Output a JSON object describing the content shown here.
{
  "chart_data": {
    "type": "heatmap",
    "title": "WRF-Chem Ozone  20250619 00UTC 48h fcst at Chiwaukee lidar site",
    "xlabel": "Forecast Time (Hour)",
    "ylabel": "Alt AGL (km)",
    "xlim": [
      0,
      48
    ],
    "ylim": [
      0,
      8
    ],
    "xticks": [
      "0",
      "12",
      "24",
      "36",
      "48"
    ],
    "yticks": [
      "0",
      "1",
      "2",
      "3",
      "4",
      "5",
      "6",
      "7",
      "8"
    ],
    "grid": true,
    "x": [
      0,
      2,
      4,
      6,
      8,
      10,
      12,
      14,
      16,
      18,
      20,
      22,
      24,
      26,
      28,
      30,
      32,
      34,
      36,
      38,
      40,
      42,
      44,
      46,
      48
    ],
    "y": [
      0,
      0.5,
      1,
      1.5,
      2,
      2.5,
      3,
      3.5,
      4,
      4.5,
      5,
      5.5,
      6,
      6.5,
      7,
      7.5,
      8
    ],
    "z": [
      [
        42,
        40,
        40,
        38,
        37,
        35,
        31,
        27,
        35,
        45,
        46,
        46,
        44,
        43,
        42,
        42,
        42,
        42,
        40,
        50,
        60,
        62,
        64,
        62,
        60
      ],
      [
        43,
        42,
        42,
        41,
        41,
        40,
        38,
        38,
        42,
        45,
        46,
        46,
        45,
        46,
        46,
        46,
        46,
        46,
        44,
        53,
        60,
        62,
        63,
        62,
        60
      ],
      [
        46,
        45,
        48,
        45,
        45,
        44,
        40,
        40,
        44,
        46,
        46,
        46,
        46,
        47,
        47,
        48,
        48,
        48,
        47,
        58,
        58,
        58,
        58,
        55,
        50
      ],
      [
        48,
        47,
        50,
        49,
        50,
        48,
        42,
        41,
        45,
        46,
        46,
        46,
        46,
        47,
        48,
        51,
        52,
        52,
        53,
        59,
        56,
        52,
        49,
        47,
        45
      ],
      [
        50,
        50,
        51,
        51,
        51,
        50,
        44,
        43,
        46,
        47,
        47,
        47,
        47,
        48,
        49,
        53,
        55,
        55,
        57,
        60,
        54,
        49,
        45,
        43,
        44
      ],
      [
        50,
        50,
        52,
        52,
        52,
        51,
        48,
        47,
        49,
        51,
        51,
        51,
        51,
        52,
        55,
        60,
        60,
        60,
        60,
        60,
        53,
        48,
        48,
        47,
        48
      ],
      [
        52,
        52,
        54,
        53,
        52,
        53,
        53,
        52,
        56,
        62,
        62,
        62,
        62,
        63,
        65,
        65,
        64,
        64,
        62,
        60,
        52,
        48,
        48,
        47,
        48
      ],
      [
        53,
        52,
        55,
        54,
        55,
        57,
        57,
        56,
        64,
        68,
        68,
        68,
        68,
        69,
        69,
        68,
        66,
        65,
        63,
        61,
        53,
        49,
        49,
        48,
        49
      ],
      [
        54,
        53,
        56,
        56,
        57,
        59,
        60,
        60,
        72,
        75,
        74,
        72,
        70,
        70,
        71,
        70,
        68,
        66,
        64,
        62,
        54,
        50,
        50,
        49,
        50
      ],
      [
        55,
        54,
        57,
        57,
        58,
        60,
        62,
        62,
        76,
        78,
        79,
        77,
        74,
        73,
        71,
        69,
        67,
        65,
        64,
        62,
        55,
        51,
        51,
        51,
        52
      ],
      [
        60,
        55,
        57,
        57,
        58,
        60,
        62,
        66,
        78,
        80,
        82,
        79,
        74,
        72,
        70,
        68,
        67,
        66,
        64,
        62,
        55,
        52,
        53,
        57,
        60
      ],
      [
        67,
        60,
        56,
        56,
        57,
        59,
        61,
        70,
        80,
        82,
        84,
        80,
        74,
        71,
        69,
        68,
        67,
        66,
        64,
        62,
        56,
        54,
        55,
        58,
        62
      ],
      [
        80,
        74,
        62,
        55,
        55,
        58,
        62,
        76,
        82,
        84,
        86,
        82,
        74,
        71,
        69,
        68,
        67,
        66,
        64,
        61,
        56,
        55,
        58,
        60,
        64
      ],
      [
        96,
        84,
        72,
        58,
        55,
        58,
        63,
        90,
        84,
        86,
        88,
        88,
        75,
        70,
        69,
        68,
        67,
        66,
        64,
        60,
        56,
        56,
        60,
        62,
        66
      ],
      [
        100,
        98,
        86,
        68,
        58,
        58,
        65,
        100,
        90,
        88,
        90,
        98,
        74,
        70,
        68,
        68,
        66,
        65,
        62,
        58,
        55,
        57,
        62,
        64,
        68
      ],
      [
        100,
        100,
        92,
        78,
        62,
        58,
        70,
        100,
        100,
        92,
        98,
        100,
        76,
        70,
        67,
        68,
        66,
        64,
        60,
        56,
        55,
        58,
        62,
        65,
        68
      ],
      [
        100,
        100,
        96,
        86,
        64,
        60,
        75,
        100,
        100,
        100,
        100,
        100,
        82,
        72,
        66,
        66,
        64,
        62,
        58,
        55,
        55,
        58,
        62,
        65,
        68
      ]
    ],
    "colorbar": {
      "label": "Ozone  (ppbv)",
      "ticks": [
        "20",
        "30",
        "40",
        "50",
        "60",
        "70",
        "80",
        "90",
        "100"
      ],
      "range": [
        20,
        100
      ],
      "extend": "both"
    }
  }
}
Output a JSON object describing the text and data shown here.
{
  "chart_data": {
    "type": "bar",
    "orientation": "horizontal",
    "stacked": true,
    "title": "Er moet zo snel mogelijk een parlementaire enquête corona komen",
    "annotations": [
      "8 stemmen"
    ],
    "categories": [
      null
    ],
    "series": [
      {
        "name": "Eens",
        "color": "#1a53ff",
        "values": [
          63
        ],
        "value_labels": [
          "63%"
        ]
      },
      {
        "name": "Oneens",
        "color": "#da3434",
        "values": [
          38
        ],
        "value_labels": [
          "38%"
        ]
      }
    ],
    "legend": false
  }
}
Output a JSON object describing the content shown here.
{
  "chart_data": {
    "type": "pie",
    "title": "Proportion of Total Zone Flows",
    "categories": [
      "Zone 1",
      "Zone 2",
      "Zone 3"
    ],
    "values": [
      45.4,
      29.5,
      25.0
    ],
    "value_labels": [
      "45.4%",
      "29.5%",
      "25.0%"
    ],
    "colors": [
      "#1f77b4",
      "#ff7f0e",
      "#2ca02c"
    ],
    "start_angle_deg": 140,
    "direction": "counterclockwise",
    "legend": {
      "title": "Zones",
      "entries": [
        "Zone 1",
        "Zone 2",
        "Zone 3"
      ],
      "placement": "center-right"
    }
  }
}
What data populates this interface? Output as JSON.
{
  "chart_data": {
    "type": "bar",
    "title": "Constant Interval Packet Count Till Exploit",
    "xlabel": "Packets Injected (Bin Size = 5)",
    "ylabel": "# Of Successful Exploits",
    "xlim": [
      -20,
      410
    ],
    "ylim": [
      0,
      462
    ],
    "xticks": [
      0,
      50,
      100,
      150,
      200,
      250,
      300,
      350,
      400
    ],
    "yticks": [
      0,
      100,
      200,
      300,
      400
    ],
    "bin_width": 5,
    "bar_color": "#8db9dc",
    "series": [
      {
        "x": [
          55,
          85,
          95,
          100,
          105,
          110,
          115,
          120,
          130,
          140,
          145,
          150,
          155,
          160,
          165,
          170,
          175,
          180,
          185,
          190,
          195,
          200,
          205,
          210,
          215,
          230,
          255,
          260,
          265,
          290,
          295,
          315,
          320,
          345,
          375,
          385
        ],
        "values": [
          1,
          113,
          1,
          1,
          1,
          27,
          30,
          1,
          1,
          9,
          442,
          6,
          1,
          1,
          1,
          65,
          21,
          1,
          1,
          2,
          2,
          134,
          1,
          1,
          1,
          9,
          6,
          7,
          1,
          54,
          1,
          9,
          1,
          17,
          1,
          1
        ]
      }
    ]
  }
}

-- Brief --
From the line holding "What data populates" through the last line above, reproduce each line exactly and add nothing.

-- Expected answer --
What data populates this interface? Output as JSON.
{
  "chart_data": {
    "type": "bar",
    "title": "Constant Interval Packet Count Till Exploit",
    "xlabel": "Packets Injected (Bin Size = 5)",
    "ylabel": "# Of Successful Exploits",
    "xlim": [
      -20,
      410
    ],
    "ylim": [
      0,
      462
    ],
    "xticks": [
      0,
      50,
      100,
      150,
      200,
      250,
      300,
      350,
      400
    ],
    "yticks": [
      0,
      100,
      200,
      300,
      400
    ],
    "bin_width": 5,
    "bar_color": "#8db9dc",
    "series": [
      {
        "x": [
          55,
          85,
          95,
          100,
          105,
          110,
          115,
          120,
          130,
          140,
          145,
          150,
          155,
          160,
          165,
          170,
          175,
          180,
          185,
          190,
          195,
          200,
          205,
          210,
          215,
          230,
          255,
          260,
          265,
          290,
          295,
          315,
          320,
          345,
          375,
          385
        ],
        "values": [
          1,
          113,
          1,
          1,
          1,
          27,
          30,
          1,
          1,
          9,
          442,
          6,
          1,
          1,
          1,
          65,
          21,
          1,
          1,
          2,
          2,
          134,
          1,
          1,
          1,
          9,
          6,
          7,
          1,
          54,
          1,
          9,
          1,
          17,
          1,
          1
        ]
      }
    ]
  }
}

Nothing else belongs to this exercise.